> RAW RECORDS
━━━━━━

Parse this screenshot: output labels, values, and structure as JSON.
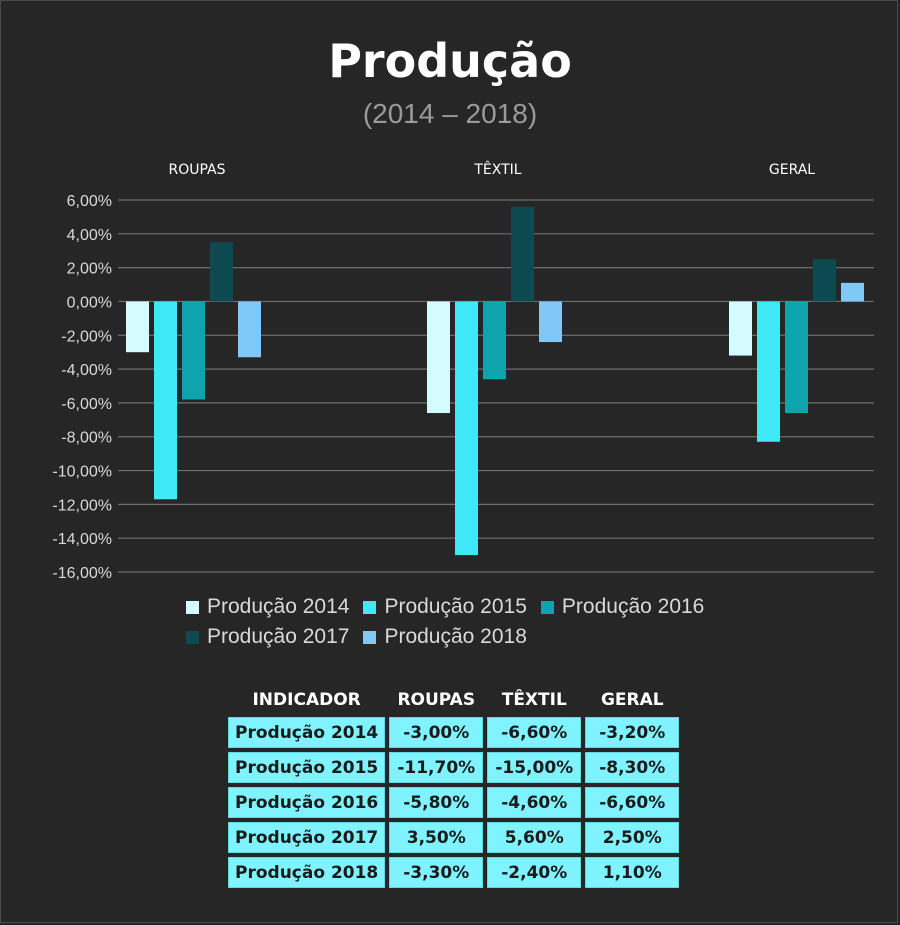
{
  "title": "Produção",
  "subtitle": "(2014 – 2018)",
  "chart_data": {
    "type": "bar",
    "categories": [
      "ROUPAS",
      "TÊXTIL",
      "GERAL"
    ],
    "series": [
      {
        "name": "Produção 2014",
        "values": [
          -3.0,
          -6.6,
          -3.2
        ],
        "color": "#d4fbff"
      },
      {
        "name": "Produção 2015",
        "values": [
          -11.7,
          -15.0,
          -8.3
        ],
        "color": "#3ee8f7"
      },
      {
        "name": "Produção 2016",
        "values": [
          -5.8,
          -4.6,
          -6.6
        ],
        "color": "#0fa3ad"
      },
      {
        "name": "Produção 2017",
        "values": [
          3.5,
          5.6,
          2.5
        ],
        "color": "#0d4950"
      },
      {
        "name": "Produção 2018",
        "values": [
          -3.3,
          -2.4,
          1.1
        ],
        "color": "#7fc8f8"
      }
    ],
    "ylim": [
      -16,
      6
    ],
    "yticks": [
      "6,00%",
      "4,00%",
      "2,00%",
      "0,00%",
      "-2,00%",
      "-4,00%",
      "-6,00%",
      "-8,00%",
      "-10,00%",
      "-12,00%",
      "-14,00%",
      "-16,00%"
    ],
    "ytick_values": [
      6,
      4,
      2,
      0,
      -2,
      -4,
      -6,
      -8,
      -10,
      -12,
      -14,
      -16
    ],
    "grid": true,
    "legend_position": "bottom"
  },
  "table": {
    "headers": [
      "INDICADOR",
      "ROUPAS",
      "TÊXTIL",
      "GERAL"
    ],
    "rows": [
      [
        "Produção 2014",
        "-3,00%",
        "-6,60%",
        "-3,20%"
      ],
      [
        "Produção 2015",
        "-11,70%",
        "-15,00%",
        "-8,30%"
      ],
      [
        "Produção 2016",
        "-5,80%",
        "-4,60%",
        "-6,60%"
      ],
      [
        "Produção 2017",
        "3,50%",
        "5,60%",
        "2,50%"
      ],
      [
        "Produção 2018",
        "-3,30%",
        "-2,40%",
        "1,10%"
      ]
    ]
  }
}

━━━━━━

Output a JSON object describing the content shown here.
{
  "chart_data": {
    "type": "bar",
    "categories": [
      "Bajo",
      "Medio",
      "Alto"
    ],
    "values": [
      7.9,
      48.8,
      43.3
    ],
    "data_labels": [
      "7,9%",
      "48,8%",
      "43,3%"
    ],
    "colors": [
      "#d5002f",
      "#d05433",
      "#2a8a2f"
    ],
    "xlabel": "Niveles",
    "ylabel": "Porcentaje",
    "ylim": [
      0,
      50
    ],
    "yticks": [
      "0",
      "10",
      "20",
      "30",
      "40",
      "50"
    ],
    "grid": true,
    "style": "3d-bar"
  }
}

━━━━━━

> WORK TO DO
Give the number of lines containing the word "name". No other answer is needed.

> ANSWER TO THIS PROBLEM
5